- Dataset extract:
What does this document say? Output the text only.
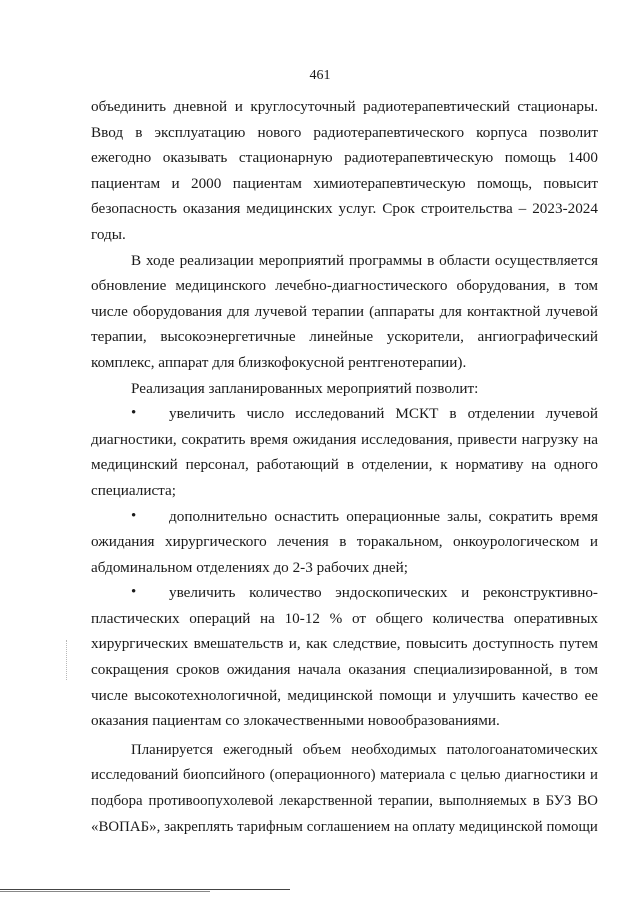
461

объединить дневной и круглосуточный радиотерапевтический стационары. Ввод в эксплуатацию нового радиотерапевтического корпуса позволит ежегодно оказывать стационарную радиотерапевтическую помощь 1400 пациентам и 2000 пациентам химиотерапевтическую помощь, повысит безопасность оказания медицинских услуг. Срок строительства – 2023-2024 годы.

В ходе реализации мероприятий программы в области осуществляется обновление медицинского лечебно-диагностического оборудования, в том числе оборудования для лучевой терапии (аппараты для контактной лучевой терапии, высокоэнергетичные линейные ускорители, ангиографический комплекс, аппарат для близкофокусной рентгенотерапии).

Реализация запланированных мероприятий позволит:

• увеличить число исследований МСКТ в отделении лучевой диагностики, сократить время ожидания исследования, привести нагрузку на медицинский персонал, работающий в отделении, к нормативу на одного специалиста;
• дополнительно оснастить операционные залы, сократить время ожидания хирургического лечения в торакальном, онкоурологическом и абдоминальном отделениях до 2-3 рабочих дней;
• увеличить количество эндоскопических и реконструктивно-пластических операций на 10-12 % от общего количества оперативных хирургических вмешательств и, как следствие, повысить доступность путем сокращения сроков ожидания начала оказания специализированной, в том числе высокотехнологичной, медицинской помощи и улучшить качество ее оказания пациентам со злокачественными новообразованиями.

Планируется ежегодный объем необходимых патологоанатомических исследований биопсийного (операционного) материала с целью диагностики и подбора противоопухолевой лекарственной терапии, выполняемых в БУЗ ВО «ВОПАБ», закреплять тарифным соглашением на оплату медицинской помощи
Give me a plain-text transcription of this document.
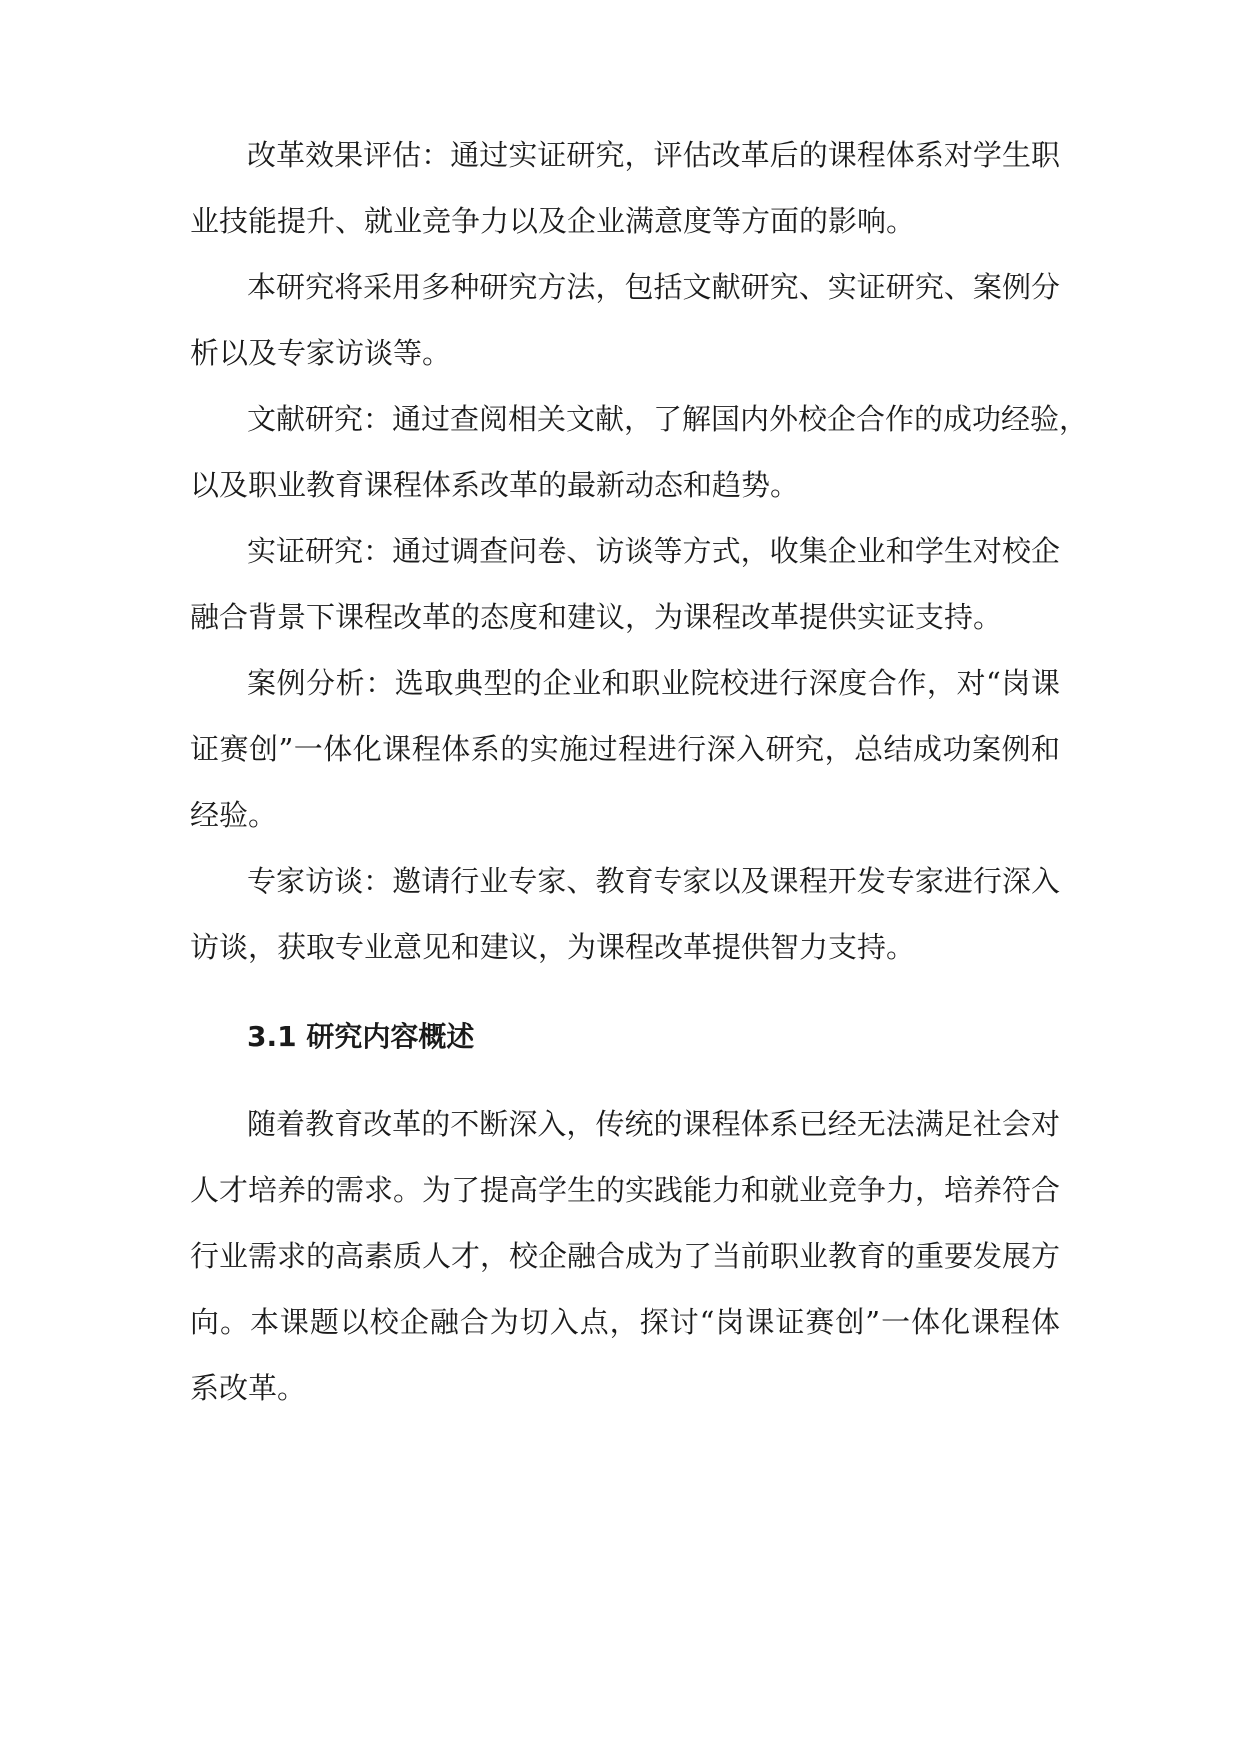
改革效果评估：通过实证研究，评估改革后的课程体系对学生职

业技能提升、就业竞争力以及企业满意度等方面的影响。

本研究将采用多种研究方法，包括文献研究、实证研究、案例分

析以及专家访谈等。

文献研究：通过查阅相关文献，了解国内外校企合作的成功经验，

以及职业教育课程体系改革的最新动态和趋势。

实证研究：通过调查问卷、访谈等方式，收集企业和学生对校企

融合背景下课程改革的态度和建议，为课程改革提供实证支持。

案例分析：选取典型的企业和职业院校进行深度合作，对“岗课

证赛创”一体化课程体系的实施过程进行深入研究，总结成功案例和

经验。

专家访谈：邀请行业专家、教育专家以及课程开发专家进行深入

访谈，获取专业意见和建议，为课程改革提供智力支持。

3.1 研究内容概述

随着教育改革的不断深入，传统的课程体系已经无法满足社会对

人才培养的需求。为了提高学生的实践能力和就业竞争力，培养符合

行业需求的高素质人才，校企融合成为了当前职业教育的重要发展方

向。本课题以校企融合为切入点，探讨“岗课证赛创”一体化课程体

系改革。
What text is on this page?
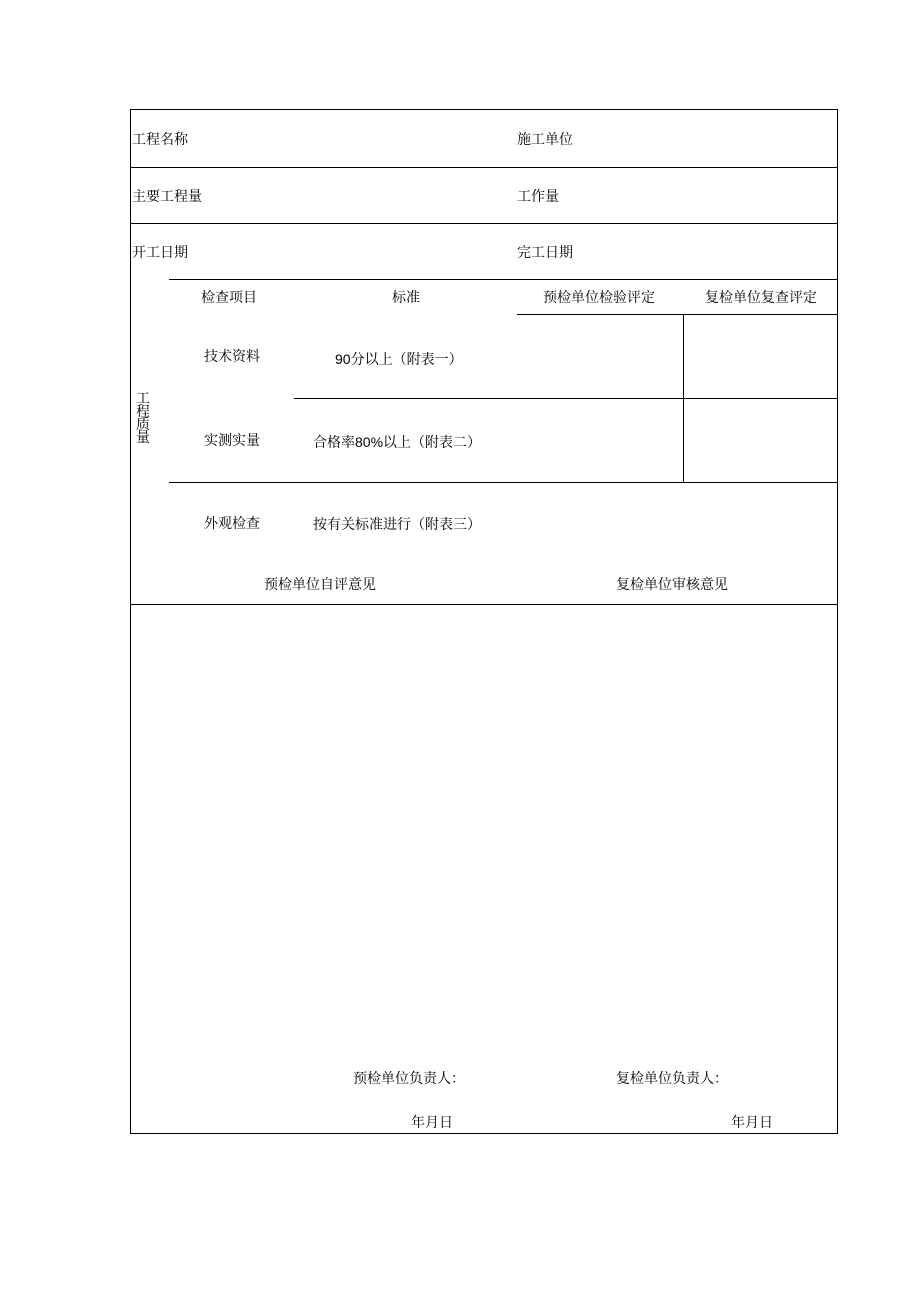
工程名称	施工单位
主要工程量	工作量
开工日期	完工日期
工
程
质
量
检查项目	标准	预检单位检验评定	复检单位复查评定
技术资料	90分以上（附表一）
实测实量	合格率80%以上（附表二）
外观检查	按有关标准进行（附表三）
预检单位自评意见	复检单位审核意见
预检单位负责人：	复检单位负责人：
年月日	年月日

- Exercise directions:
Could you repeat all of the material exactly? Pictures should not be copied.

- Expected answer:
What does this document say? Output the text only.
461

объединить дневной и круглосуточный радиотерапевтический стационары. Ввод в эксплуатацию нового радиотерапевтического корпуса позволит ежегодно оказывать стационарную радиотерапевтическую помощь 1400 пациентам и 2000 пациентам химиотерапевтическую помощь, повысит безопасность оказания медицинских услуг. Срок строительства – 2023-2024 годы.

В ходе реализации мероприятий программы в области осуществляется обновление медицинского лечебно-диагностического оборудования, в том числе оборудования для лучевой терапии (аппараты для контактной лучевой терапии, высокоэнергетичные линейные ускорители, ангиографический комплекс, аппарат для близкофокусной рентгенотерапии).

Реализация запланированных мероприятий позволит:

• увеличить число исследований МСКТ в отделении лучевой диагностики, сократить время ожидания исследования, привести нагрузку на медицинский персонал, работающий в отделении, к нормативу на одного специалиста;
• дополнительно оснастить операционные залы, сократить время ожидания хирургического лечения в торакальном, онкоурологическом и абдоминальном отделениях до 2-3 рабочих дней;
• увеличить количество эндоскопических и реконструктивно-пластических операций на 10-12 % от общего количества оперативных хирургических вмешательств и, как следствие, повысить доступность путем сокращения сроков ожидания начала оказания специализированной, в том числе высокотехнологичной, медицинской помощи и улучшить качество ее оказания пациентам со злокачественными новообразованиями.

Планируется ежегодный объем необходимых патологоанатомических исследований биопсийного (операционного) материала с целью диагностики и подбора противоопухолевой лекарственной терапии, выполняемых в БУЗ ВО «ВОПАБ», закреплять тарифным соглашением на оплату медицинской помощи
Give me a plain-text transcription of this document.
改革效果评估：通过实证研究，评估改革后的课程体系对学生职

业技能提升、就业竞争力以及企业满意度等方面的影响。

本研究将采用多种研究方法，包括文献研究、实证研究、案例分

析以及专家访谈等。

文献研究：通过查阅相关文献，了解国内外校企合作的成功经验，

以及职业教育课程体系改革的最新动态和趋势。

实证研究：通过调查问卷、访谈等方式，收集企业和学生对校企

融合背景下课程改革的态度和建议，为课程改革提供实证支持。

案例分析：选取典型的企业和职业院校进行深度合作，对“岗课

证赛创”一体化课程体系的实施过程进行深入研究，总结成功案例和

经验。

专家访谈：邀请行业专家、教育专家以及课程开发专家进行深入

访谈，获取专业意见和建议，为课程改革提供智力支持。

3.1 研究内容概述

随着教育改革的不断深入，传统的课程体系已经无法满足社会对

人才培养的需求。为了提高学生的实践能力和就业竞争力，培养符合

行业需求的高素质人才，校企融合成为了当前职业教育的重要发展方

向。本课题以校企融合为切入点，探讨“岗课证赛创”一体化课程体

系改革。
What text is on this page?
工程名称	施工单位
主要工程量	工作量
开工日期	完工日期
工
程
质
量
检查项目	标准	预检单位检验评定	复检单位复查评定
技术资料	90分以上（附表一）
实测实量	合格率80%以上（附表二）
外观检查	按有关标准进行（附表三）
预检单位自评意见	复检单位审核意见
预检单位负责人：	复检单位负责人：
年月日	年月日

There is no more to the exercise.